» **What is expected**
Reproduce the records. Keep every word exact and include no images.

-- Exercise materials start --

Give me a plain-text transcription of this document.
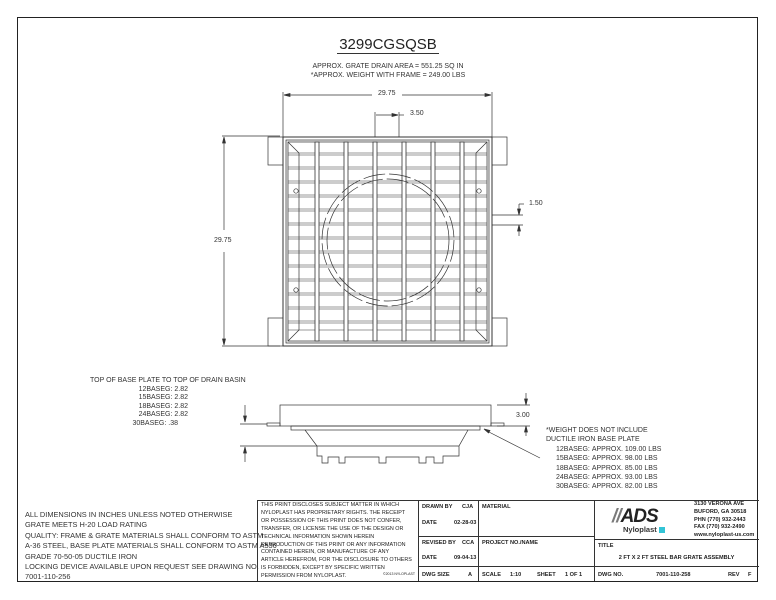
3299CGSQSB
APPROX. GRATE DRAIN AREA = 551.25 SQ IN
*APPROX. WEIGHT WITH FRAME = 249.00 LBS
29.75
3.50
29.75
1.50
3.00
TOP OF BASE PLATE TO TOP OF DRAIN BASIN
12BASEG: 2.82
15BASEG: 2.82
18BASEG: 2.82
24BASEG: 2.82
30BASEG: .38
*WEIGHT DOES NOT INCLUDE
DUCTILE IRON BASE PLATE
12BASEG: APPROX. 109.00 LBS
15BASEG: APPROX. 98.00 LBS
18BASEG: APPROX. 85.00 LBS
24BASEG: APPROX. 93.00 LBS
30BASEG: APPROX. 82.00 LBS
ALL DIMENSIONS IN INCHES UNLESS NOTED OTHERWISE
GRATE MEETS H-20 LOAD RATING
QUALITY: FRAME & GRATE MATERIALS SHALL CONFORM TO ASTM
A-36 STEEL, BASE PLATE MATERIALS SHALL CONFORM TO ASTM A536
GRADE 70-50-05 DUCTILE IRON
LOCKING DEVICE AVAILABLE UPON REQUEST SEE DRAWING NO.
7001-110-256
THIS PRINT DISCLOSES SUBJECT MATTER IN WHICH
NYLOPLAST HAS PROPRIETARY RIGHTS. THE RECEIPT
OR POSSESSION OF THIS PRINT DOES NOT CONFER,
TRANSFER, OR LICENSE THE USE OF THE DESIGN OR
TECHNICAL INFORMATION SHOWN HEREIN
REPRODUCTION OF THIS PRINT OR ANY INFORMATION
CONTAINED HEREIN, OR MANUFACTURE OF ANY
ARTICLE HEREFROM, FOR THE DISCLOSURE TO OTHERS
IS FORBIDDEN, EXCEPT BY SPECIFIC WRITTEN
PERMISSION FROM NYLOPLAST.	©2013 NYLOPLAST
DRAWN BY CJA
DATE	02-28-03
REVISED BY CCA
DATE	09-04-13
DWG SIZE	A
MATERIAL
PROJECT NO./NAME
SCALE 1:10	SHEET 1 OF 1
//ADS
Nyloplast
3130 VERONA AVE
BUFORD, GA 30518
PHN (770) 932-2443
FAX (770) 932-2490
www.nyloplast-us.com
TITLE
2 FT X 2 FT STEEL BAR GRATE ASSEMBLY
DWG NO.	7001-110-258	REV F
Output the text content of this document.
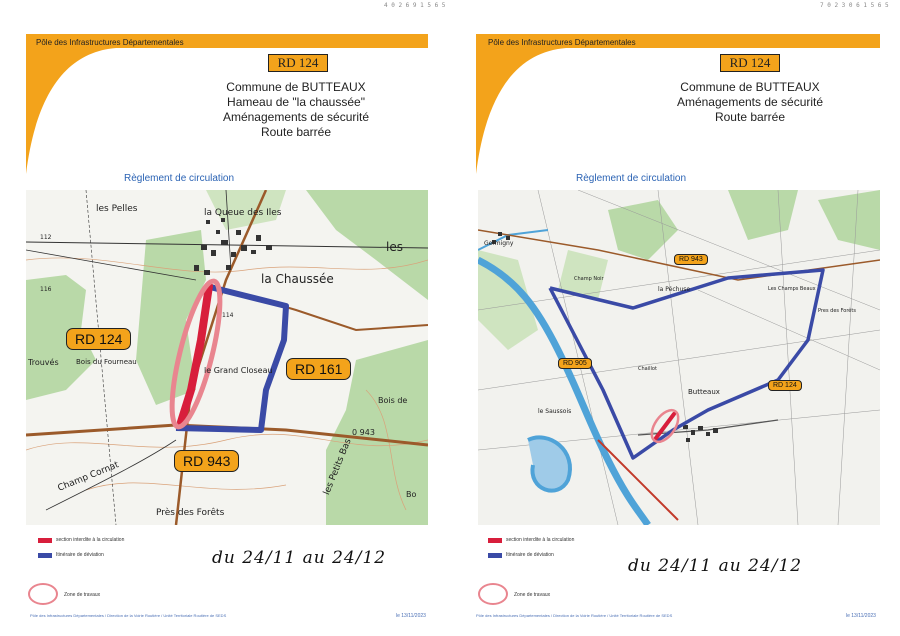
4 0 2 6 9 1 5 6 5
Pôle des Infrastructures Départementales
RD 124
Commune de BUTTEAUX
Hameau de "la chaussée"
Aménagements de sécurité
Route barrée
Règlement de circulation
RD 124
RD 161
RD 943
les Pelles	la Queue des Iles
les
la Chaussée
Bois du Fourneau
le Grand Closeau
Trouvés
Champ Cornat
Près des Forêts
les Petits Bas
Bois de
Bo
0 943
112
114
116
section interdite à la circulation
Itinéraire de déviation	du 24/11 au 24/12
Zone de travaux
Pôle des Infrastructures Départementales / Direction de la Voirie Routière / Unité Territoriale Routière de SEDS	le 13/11/2023
7 0 2 3 0 6 1 5 6 5
Pôle des Infrastructures Départementales
RD 124
Commune de BUTTEAUX
Aménagements de sécurité
Route barrée
Règlement de circulation
RD 943
RD 905
RD 124
Germigny
la Péchuse
Butteaux
le Saussois
Les Champs Beaux
Pres des Forêts
Champ Noir
Chaillot
section interdite à la circulation
Itinéraire de déviation
du 24/11 au 24/12
Zone de travaux
Pôle des Infrastructures Départementales / Direction de la Voirie Routière / Unité Territoriale Routière de SEDS	le 13/11/2023
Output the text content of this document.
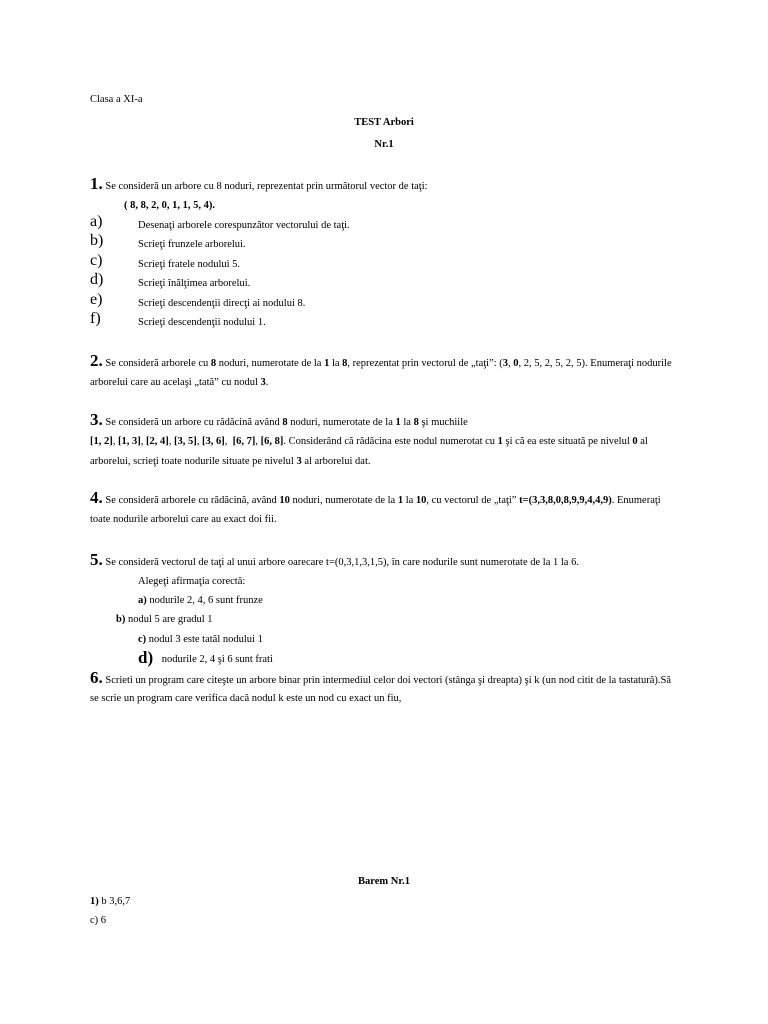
Clasa a XI-a
TEST Arbori
Nr.1
1. Se consideră un arbore cu 8 noduri, reprezentat prin următorul vector de taţi:
( 8, 8, 2, 0, 1, 1, 5, 4).
a)	Desenaţi arborele corespunzător vectorului de taţi.
b)	Scrieţi frunzele arborelui.
c)	Scrieţi fratele nodului 5.
d)	Scrieţi înălţimea arborelui.
e)	Scrieţi descendenţii direcţi ai nodului 8.
f)	Scrieţi descendenţii nodului 1.
2. Se consideră arborele cu 8 noduri, numerotate de la 1 la 8, reprezentat prin vectorul de „taţi”: (3, 0, 2, 5, 2, 5, 2, 5). Enumeraţi nodurile
arborelui care au acelaşi „tată” cu nodul 3.
3. Se consideră un arbore cu rădăcină având 8 noduri, numerotate de la 1 la 8 şi muchiile
[1, 2], [1, 3], [2, 4], [3, 5], [3, 6],  [6, 7], [6, 8]. Considerând că rădăcina este nodul numerotat cu 1 şi că ea este situată pe nivelul 0 al
arborelui, scrieţi toate nodurile situate pe nivelul 3 al arborelui dat.
4. Se consideră arborele cu rădăcină, având 10 noduri, numerotate de la 1 la 10, cu vectorul de „taţi” t=(3,3,8,0,8,9,9,4,4,9). Enumeraţi
toate nodurile arborelui care au exact doi fii.
5. Se consideră vectorul de taţi al unui arbore oarecare t=(0,3,1,3,1,5), în care nodurile sunt numerotate de la 1 la 6.
Alegeţi afirmaţia corectă:
a) nodurile 2, 4, 6 sunt frunze
b) nodul 5 are gradul 1
c) nodul 3 este tatăl nodului 1
d) nodurile 2, 4 şi 6 sunt frati
6. Scrieti un program care citeşte un arbore binar prin intermediul celor doi vectori (stânga şi dreapta) şi k (un nod citit de la tastatură).Să
se scrie un program care verifica dacă nodul k este un nod cu exact un fiu,
Barem Nr.1
1) b 3,6,7
c) 6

-- Exercise materials end --

» **Solution to the exercise**
Give me a plain-text transcription of this document.
3299CGSQSB
APPROX. GRATE DRAIN AREA = 551.25 SQ IN
*APPROX. WEIGHT WITH FRAME = 249.00 LBS
29.75
3.50
29.75
1.50
3.00
TOP OF BASE PLATE TO TOP OF DRAIN BASIN
12BASEG: 2.82
15BASEG: 2.82
18BASEG: 2.82
24BASEG: 2.82
30BASEG: .38
*WEIGHT DOES NOT INCLUDE
DUCTILE IRON BASE PLATE
12BASEG: APPROX. 109.00 LBS
15BASEG: APPROX. 98.00 LBS
18BASEG: APPROX. 85.00 LBS
24BASEG: APPROX. 93.00 LBS
30BASEG: APPROX. 82.00 LBS
ALL DIMENSIONS IN INCHES UNLESS NOTED OTHERWISE
GRATE MEETS H-20 LOAD RATING
QUALITY: FRAME & GRATE MATERIALS SHALL CONFORM TO ASTM
A-36 STEEL, BASE PLATE MATERIALS SHALL CONFORM TO ASTM A536
GRADE 70-50-05 DUCTILE IRON
LOCKING DEVICE AVAILABLE UPON REQUEST SEE DRAWING NO.
7001-110-256
THIS PRINT DISCLOSES SUBJECT MATTER IN WHICH
NYLOPLAST HAS PROPRIETARY RIGHTS. THE RECEIPT
OR POSSESSION OF THIS PRINT DOES NOT CONFER,
TRANSFER, OR LICENSE THE USE OF THE DESIGN OR
TECHNICAL INFORMATION SHOWN HEREIN
REPRODUCTION OF THIS PRINT OR ANY INFORMATION
CONTAINED HEREIN, OR MANUFACTURE OF ANY
ARTICLE HEREFROM, FOR THE DISCLOSURE TO OTHERS
IS FORBIDDEN, EXCEPT BY SPECIFIC WRITTEN
PERMISSION FROM NYLOPLAST.	©2013 NYLOPLAST
DRAWN BY CJA
DATE	02-28-03
REVISED BY CCA
DATE	09-04-13
DWG SIZE	A
MATERIAL
PROJECT NO./NAME
SCALE 1:10	SHEET 1 OF 1
//ADS
Nyloplast
3130 VERONA AVE
BUFORD, GA 30518
PHN (770) 932-2443
FAX (770) 932-2490
www.nyloplast-us.com
TITLE
2 FT X 2 FT STEEL BAR GRATE ASSEMBLY
DWG NO.	7001-110-258	REV F
Output the text content of this document.
4 0 2 6 9 1 5 6 5
Pôle des Infrastructures Départementales
RD 124
Commune de BUTTEAUX
Hameau de "la chaussée"
Aménagements de sécurité
Route barrée
Règlement de circulation
RD 124
RD 161
RD 943
les Pelles	la Queue des Iles
les
la Chaussée
Bois du Fourneau
le Grand Closeau
Trouvés
Champ Cornat
Près des Forêts
les Petits Bas
Bois de
Bo
0 943
112
114
116
section interdite à la circulation
Itinéraire de déviation	du 24/11 au 24/12
Zone de travaux
Pôle des Infrastructures Départementales / Direction de la Voirie Routière / Unité Territoriale Routière de SEDS	le 13/11/2023
7 0 2 3 0 6 1 5 6 5
Pôle des Infrastructures Départementales
RD 124
Commune de BUTTEAUX
Aménagements de sécurité
Route barrée
Règlement de circulation
RD 943
RD 905
RD 124
Germigny
la Péchuse
Butteaux
le Saussois
Les Champs Beaux
Pres des Forêts
Champ Noir
Chaillot
section interdite à la circulation
Itinéraire de déviation
du 24/11 au 24/12
Zone de travaux
Pôle des Infrastructures Départementales / Direction de la Voirie Routière / Unité Territoriale Routière de SEDS	le 13/11/2023
Output the text content of this document.
Clasa a XI-a
TEST Arbori
Nr.1
1. Se consideră un arbore cu 8 noduri, reprezentat prin următorul vector de taţi:
( 8, 8, 2, 0, 1, 1, 5, 4).
a)	Desenaţi arborele corespunzător vectorului de taţi.
b)	Scrieţi frunzele arborelui.
c)	Scrieţi fratele nodului 5.
d)	Scrieţi înălţimea arborelui.
e)	Scrieţi descendenţii direcţi ai nodului 8.
f)	Scrieţi descendenţii nodului 1.
2. Se consideră arborele cu 8 noduri, numerotate de la 1 la 8, reprezentat prin vectorul de „taţi”: (3, 0, 2, 5, 2, 5, 2, 5). Enumeraţi nodurile
arborelui care au acelaşi „tată” cu nodul 3.
3. Se consideră un arbore cu rădăcină având 8 noduri, numerotate de la 1 la 8 şi muchiile
[1, 2], [1, 3], [2, 4], [3, 5], [3, 6],  [6, 7], [6, 8]. Considerând că rădăcina este nodul numerotat cu 1 şi că ea este situată pe nivelul 0 al
arborelui, scrieţi toate nodurile situate pe nivelul 3 al arborelui dat.
4. Se consideră arborele cu rădăcină, având 10 noduri, numerotate de la 1 la 10, cu vectorul de „taţi” t=(3,3,8,0,8,9,9,4,4,9). Enumeraţi
toate nodurile arborelui care au exact doi fii.
5. Se consideră vectorul de taţi al unui arbore oarecare t=(0,3,1,3,1,5), în care nodurile sunt numerotate de la 1 la 6.
Alegeţi afirmaţia corectă:
a) nodurile 2, 4, 6 sunt frunze
b) nodul 5 are gradul 1
c) nodul 3 este tatăl nodului 1
d) nodurile 2, 4 şi 6 sunt frati
6. Scrieti un program care citeşte un arbore binar prin intermediul celor doi vectori (stânga şi dreapta) şi k (un nod citit de la tastatură).Să
se scrie un program care verifica dacă nodul k este un nod cu exact un fiu,
Barem Nr.1
1) b 3,6,7
c) 6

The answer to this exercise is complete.